# DATA:
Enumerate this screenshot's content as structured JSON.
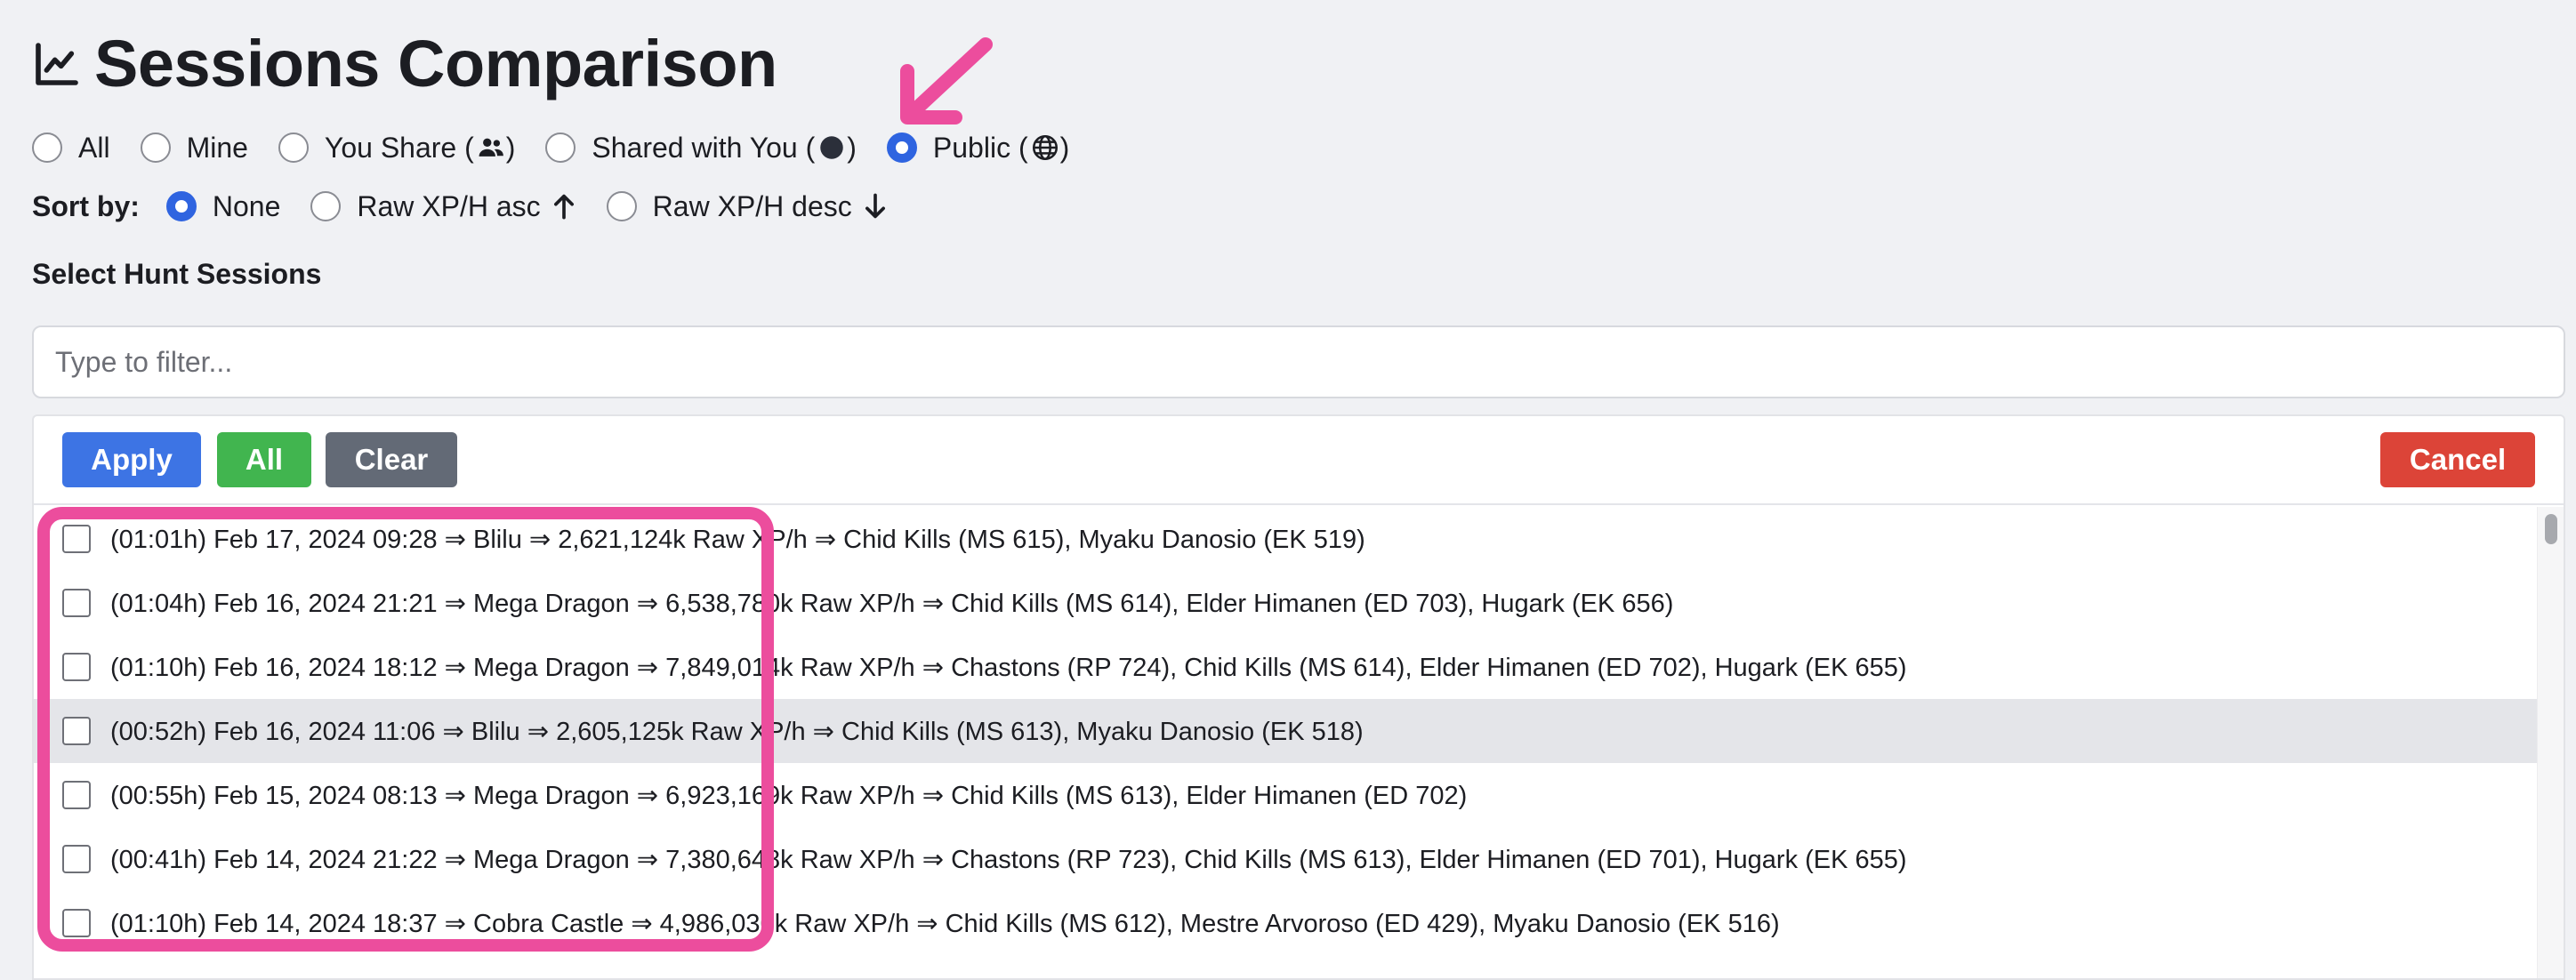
{
  "page": {
    "title": "Sessions Comparison",
    "title_icon": "line-chart-icon"
  },
  "visibility_filter": {
    "selected": "Public",
    "options": [
      {
        "label": "All",
        "icon": null,
        "checked": false
      },
      {
        "label": "Mine",
        "icon": null,
        "checked": false
      },
      {
        "label": "You Share",
        "icon": "users-icon",
        "checked": false
      },
      {
        "label": "Shared with You",
        "icon": "dot-icon",
        "checked": false
      },
      {
        "label": "Public",
        "icon": "globe-icon",
        "checked": true
      }
    ]
  },
  "sort": {
    "label": "Sort by:",
    "options": [
      {
        "label": "None",
        "checked": true
      },
      {
        "label": "Raw XP/H asc",
        "icon": "arrow-up-icon",
        "checked": false
      },
      {
        "label": "Raw XP/H desc",
        "icon": "arrow-down-icon",
        "checked": false
      }
    ]
  },
  "section_label": "Select Hunt Sessions",
  "filter": {
    "placeholder": "Type to filter...",
    "value": ""
  },
  "buttons": {
    "apply": "Apply",
    "all": "All",
    "clear": "Clear",
    "cancel": "Cancel"
  },
  "sessions": [
    "(01:01h) Feb 17, 2024 09:28 ⇒ Blilu ⇒ 2,621,124k Raw XP/h ⇒ Chid Kills (MS 615), Myaku Danosio (EK 519)",
    "(01:04h) Feb 16, 2024 21:21 ⇒ Mega Dragon ⇒ 6,538,780k Raw XP/h ⇒ Chid Kills (MS 614), Elder Himanen (ED 703), Hugark (EK 656)",
    "(01:10h) Feb 16, 2024 18:12 ⇒ Mega Dragon ⇒ 7,849,014k Raw XP/h ⇒ Chastons (RP 724), Chid Kills (MS 614), Elder Himanen (ED 702), Hugark (EK 655)",
    "(00:52h) Feb 16, 2024 11:06 ⇒ Blilu ⇒ 2,605,125k Raw XP/h ⇒ Chid Kills (MS 613), Myaku Danosio (EK 518)",
    "(00:55h) Feb 15, 2024 08:13 ⇒ Mega Dragon ⇒ 6,923,169k Raw XP/h ⇒ Chid Kills (MS 613), Elder Himanen (ED 702)",
    "(00:41h) Feb 14, 2024 21:22 ⇒ Mega Dragon ⇒ 7,380,648k Raw XP/h ⇒ Chastons (RP 723), Chid Kills (MS 613), Elder Himanen (ED 701), Hugark (EK 655)",
    "(01:10h) Feb 14, 2024 18:37 ⇒ Cobra Castle ⇒ 4,986,030k Raw XP/h ⇒ Chid Kills (MS 612), Mestre Arvoroso (ED 429), Myaku Danosio (EK 516)"
  ],
  "colors": {
    "accent": "#2f64e0",
    "apply": "#3d74e4",
    "all": "#41b54f",
    "clear": "#636a76",
    "cancel": "#dc4438",
    "annotation": "#ec4d9d"
  }
}
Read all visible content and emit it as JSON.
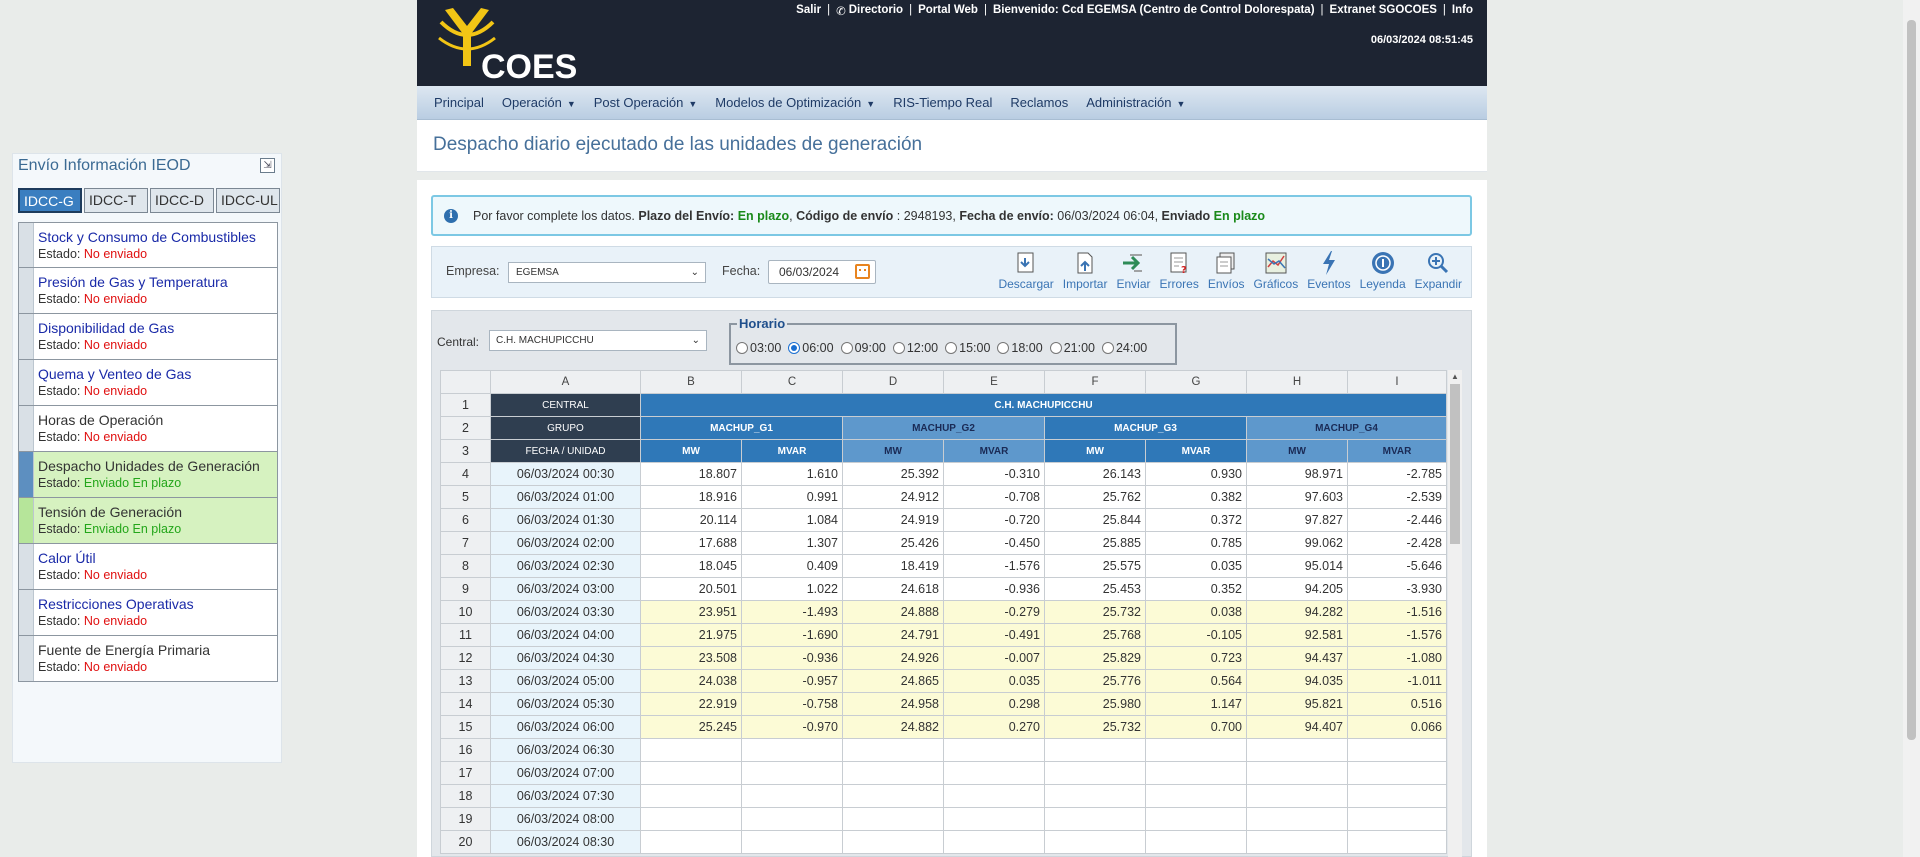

# TASK:
Skip the pictures and transcribe the rest of the records exactly.

# WORKED ANSWER:
Enumerate this screenshot's content as structured JSON.
{
  "page": {
    "title": "Sessions Comparison",
    "title_icon": "line-chart-icon"
  },
  "visibility_filter": {
    "selected": "Public",
    "options": [
      {
        "label": "All",
        "icon": null,
        "checked": false
      },
      {
        "label": "Mine",
        "icon": null,
        "checked": false
      },
      {
        "label": "You Share",
        "icon": "users-icon",
        "checked": false
      },
      {
        "label": "Shared with You",
        "icon": "dot-icon",
        "checked": false
      },
      {
        "label": "Public",
        "icon": "globe-icon",
        "checked": true
      }
    ]
  },
  "sort": {
    "label": "Sort by:",
    "options": [
      {
        "label": "None",
        "checked": true
      },
      {
        "label": "Raw XP/H asc",
        "icon": "arrow-up-icon",
        "checked": false
      },
      {
        "label": "Raw XP/H desc",
        "icon": "arrow-down-icon",
        "checked": false
      }
    ]
  },
  "section_label": "Select Hunt Sessions",
  "filter": {
    "placeholder": "Type to filter...",
    "value": ""
  },
  "buttons": {
    "apply": "Apply",
    "all": "All",
    "clear": "Clear",
    "cancel": "Cancel"
  },
  "sessions": [
    "(01:01h) Feb 17, 2024 09:28 ⇒ Blilu ⇒ 2,621,124k Raw XP/h ⇒ Chid Kills (MS 615), Myaku Danosio (EK 519)",
    "(01:04h) Feb 16, 2024 21:21 ⇒ Mega Dragon ⇒ 6,538,780k Raw XP/h ⇒ Chid Kills (MS 614), Elder Himanen (ED 703), Hugark (EK 656)",
    "(01:10h) Feb 16, 2024 18:12 ⇒ Mega Dragon ⇒ 7,849,014k Raw XP/h ⇒ Chastons (RP 724), Chid Kills (MS 614), Elder Himanen (ED 702), Hugark (EK 655)",
    "(00:52h) Feb 16, 2024 11:06 ⇒ Blilu ⇒ 2,605,125k Raw XP/h ⇒ Chid Kills (MS 613), Myaku Danosio (EK 518)",
    "(00:55h) Feb 15, 2024 08:13 ⇒ Mega Dragon ⇒ 6,923,169k Raw XP/h ⇒ Chid Kills (MS 613), Elder Himanen (ED 702)",
    "(00:41h) Feb 14, 2024 21:22 ⇒ Mega Dragon ⇒ 7,380,648k Raw XP/h ⇒ Chastons (RP 723), Chid Kills (MS 613), Elder Himanen (ED 701), Hugark (EK 655)",
    "(01:10h) Feb 14, 2024 18:37 ⇒ Cobra Castle ⇒ 4,986,030k Raw XP/h ⇒ Chid Kills (MS 612), Mestre Arvoroso (ED 429), Myaku Danosio (EK 516)"
  ],
  "colors": {
    "accent": "#2f64e0",
    "apply": "#3d74e4",
    "all": "#41b54f",
    "clear": "#636a76",
    "cancel": "#dc4438",
    "annotation": "#ec4d9d"
  }
}
Read all visible content and emit it as JSON.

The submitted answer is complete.